= Short problem =
Which lines in the items below contain the string "pixel"? List each of them in full.

= Material shown =
┄┄┄┄┄┄┄┄┄┄
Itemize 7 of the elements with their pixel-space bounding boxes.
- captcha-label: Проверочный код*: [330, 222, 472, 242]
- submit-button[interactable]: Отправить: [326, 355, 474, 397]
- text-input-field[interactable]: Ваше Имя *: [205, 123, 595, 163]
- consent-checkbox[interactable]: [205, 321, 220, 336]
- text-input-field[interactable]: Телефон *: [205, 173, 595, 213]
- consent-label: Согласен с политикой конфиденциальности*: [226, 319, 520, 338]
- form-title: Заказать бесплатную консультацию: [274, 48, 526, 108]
┄┄┄┄┄┄┄┄┄┄
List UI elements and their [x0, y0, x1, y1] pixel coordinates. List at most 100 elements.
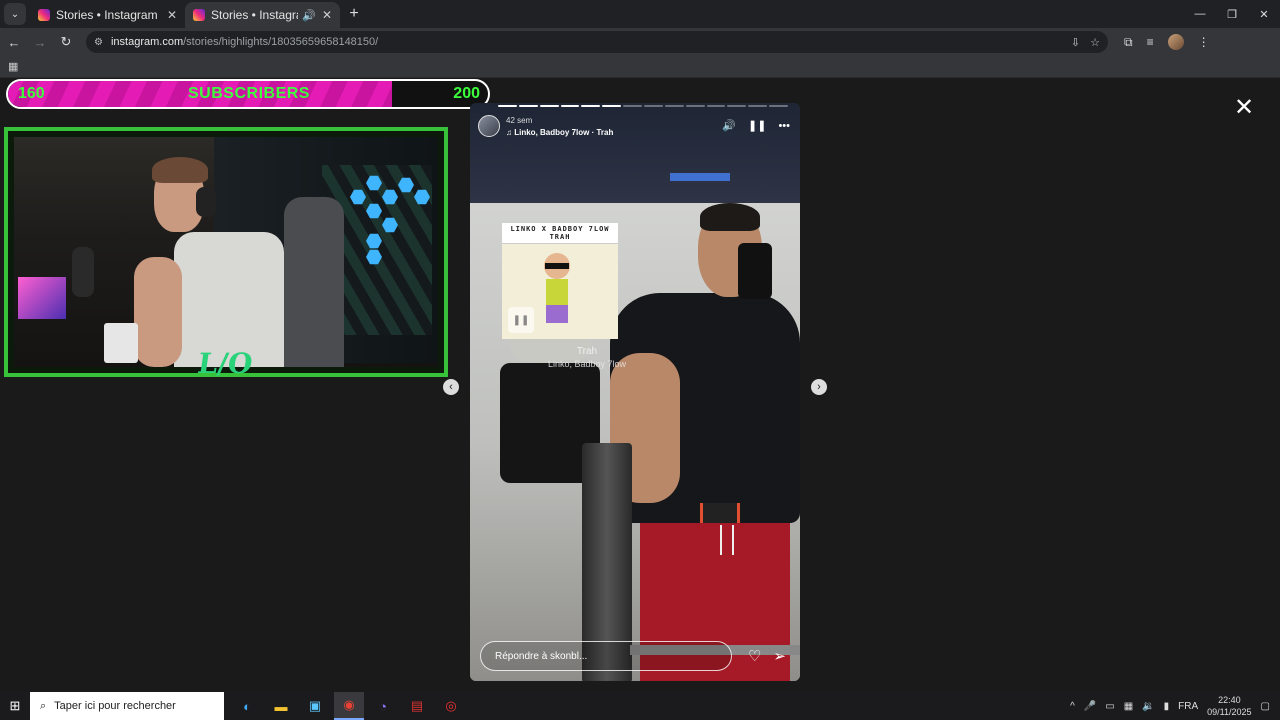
┄┄┄┄┄┄┄┄┄┄
= Result for this task =
Itemize 7 of the elements with their pixel-space bounding boxes.
List UI elements and their [x0, y0, x1, y1] pixel coordinates. List at most 100 elements.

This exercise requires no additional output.